> **TASK REQUIREMENTS**
Show each line of the data below that has the string "Creacionismo" in it.
◇ ◇ ◇
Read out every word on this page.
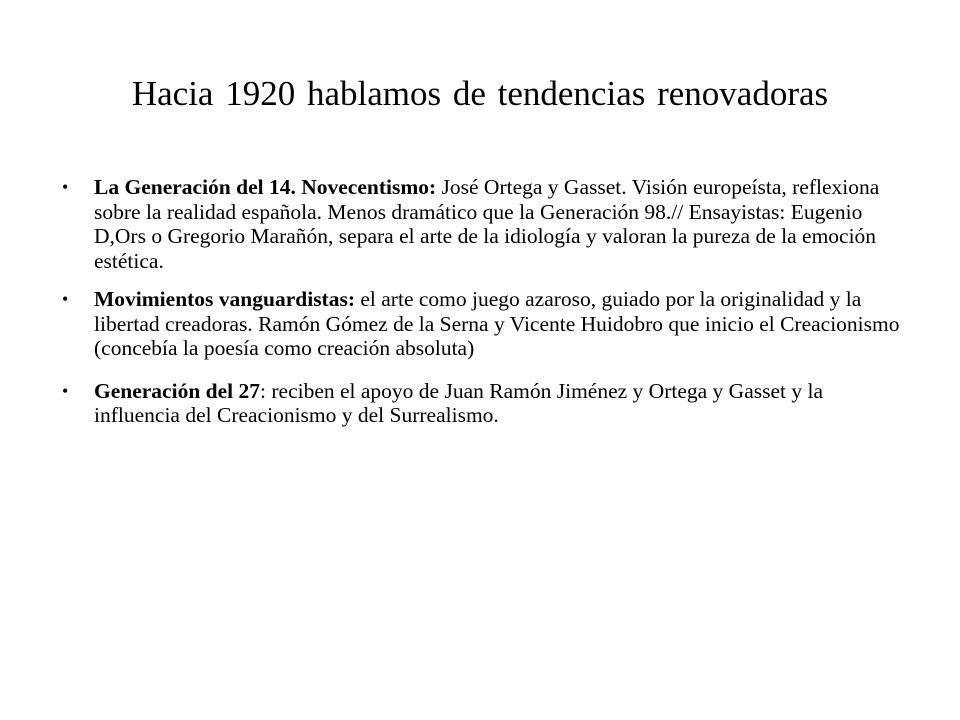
Hacia 1920 hablamos de tendencias renovadoras
• La Generación del 14. Novecentismo: José Ortega y Gasset. Visión europeísta, reflexiona sobre la realidad española. Menos dramático que la Generación 98.// Ensayistas: Eugenio D,Ors o Gregorio Marañón, separa el arte de la idiología y valoran la pureza de la emoción estética.
• Movimientos vanguardistas: el arte como juego azaroso, guiado por la originalidad y la libertad creadoras. Ramón Gómez de la Serna y Vicente Huidobro que inicio el Creacionismo (concebía la poesía como creación absoluta)
• Generación del 27: reciben el apoyo de Juan Ramón Jiménez y Ortega y Gasset y la influencia del Creacionismo y del Surrealismo.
◇ ◇ ◇
> **FULL ANSWER**
• Movimientos vanguardistas: el arte como juego azaroso, guiado por la originalidad y la libertad creadoras. Ramón Gómez de la Serna y Vicente Huidobro que inicio el Creacionismo (concebía la poesía como creación absoluta)
• Generación del 27: reciben el apoyo de Juan Ramón Jiménez y Ortega y Gasset y la influencia del Creacionismo y del Surrealismo.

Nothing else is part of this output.